**WORK TO BE COMPLETED**.
Transcribe the entries below exactly.

>> begin

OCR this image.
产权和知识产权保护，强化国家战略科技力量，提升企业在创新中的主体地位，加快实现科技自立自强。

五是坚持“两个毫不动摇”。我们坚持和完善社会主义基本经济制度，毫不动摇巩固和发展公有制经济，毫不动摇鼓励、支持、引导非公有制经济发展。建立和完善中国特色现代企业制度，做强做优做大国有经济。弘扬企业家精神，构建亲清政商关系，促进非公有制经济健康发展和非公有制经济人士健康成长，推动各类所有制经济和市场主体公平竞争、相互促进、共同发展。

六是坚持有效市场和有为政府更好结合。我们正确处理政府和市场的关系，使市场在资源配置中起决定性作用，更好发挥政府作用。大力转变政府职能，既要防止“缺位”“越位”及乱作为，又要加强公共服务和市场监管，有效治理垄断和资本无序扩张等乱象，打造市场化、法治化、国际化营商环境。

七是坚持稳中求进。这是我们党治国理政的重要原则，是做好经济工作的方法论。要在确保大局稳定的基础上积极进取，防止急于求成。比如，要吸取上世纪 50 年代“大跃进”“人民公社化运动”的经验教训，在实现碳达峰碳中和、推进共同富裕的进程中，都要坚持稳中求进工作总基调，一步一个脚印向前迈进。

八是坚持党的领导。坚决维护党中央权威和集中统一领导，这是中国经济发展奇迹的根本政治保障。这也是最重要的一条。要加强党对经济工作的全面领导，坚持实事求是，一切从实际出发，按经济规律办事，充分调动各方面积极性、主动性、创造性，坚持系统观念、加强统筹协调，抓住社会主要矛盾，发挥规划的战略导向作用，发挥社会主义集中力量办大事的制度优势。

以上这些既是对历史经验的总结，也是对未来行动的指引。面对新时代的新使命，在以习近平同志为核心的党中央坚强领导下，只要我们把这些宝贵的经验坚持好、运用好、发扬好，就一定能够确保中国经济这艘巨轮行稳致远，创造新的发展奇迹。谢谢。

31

>> end

**OUTPUT**.
OCR this image.
产权和知识产权保护，强化国家战略科技力量，提升企业在创新中的主体地位，加快实现科技自立自强。

五是坚持“两个毫不动摇”。我们坚持和完善社会主义基本经济制度，毫不动摇巩固和发展公有制经济，毫不动摇鼓励、支持、引导非公有制经济发展。建立和完善中国特色现代企业制度，做强做优做大国有经济。弘扬企业家精神，构建亲清政商关系，促进非公有制经济健康发展和非公有制经济人士健康成长，推动各类所有制经济和市场主体公平竞争、相互促进、共同发展。

六是坚持有效市场和有为政府更好结合。我们正确处理政府和市场的关系，使市场在资源配置中起决定性作用，更好发挥政府作用。大力转变政府职能，既要防止“缺位”“越位”及乱作为，又要加强公共服务和市场监管，有效治理垄断和资本无序扩张等乱象，打造市场化、法治化、国际化营商环境。

七是坚持稳中求进。这是我们党治国理政的重要原则，是做好经济工作的方法论。要在确保大局稳定的基础上积极进取，防止急于求成。比如，要吸取上世纪 50 年代“大跃进”“人民公社化运动”的经验教训，在实现碳达峰碳中和、推进共同富裕的进程中，都要坚持稳中求进工作总基调，一步一个脚印向前迈进。

八是坚持党的领导。坚决维护党中央权威和集中统一领导，这是中国经济发展奇迹的根本政治保障。这也是最重要的一条。要加强党对经济工作的全面领导，坚持实事求是，一切从实际出发，按经济规律办事，充分调动各方面积极性、主动性、创造性，坚持系统观念、加强统筹协调，抓住社会主要矛盾，发挥规划的战略导向作用，发挥社会主义集中力量办大事的制度优势。

以上这些既是对历史经验的总结，也是对未来行动的指引。面对新时代的新使命，在以习近平同志为核心的党中央坚强领导下，只要我们把这些宝贵的经验坚持好、运用好、发扬好，就一定能够确保中国经济这艘巨轮行稳致远，创造新的发展奇迹。谢谢。

31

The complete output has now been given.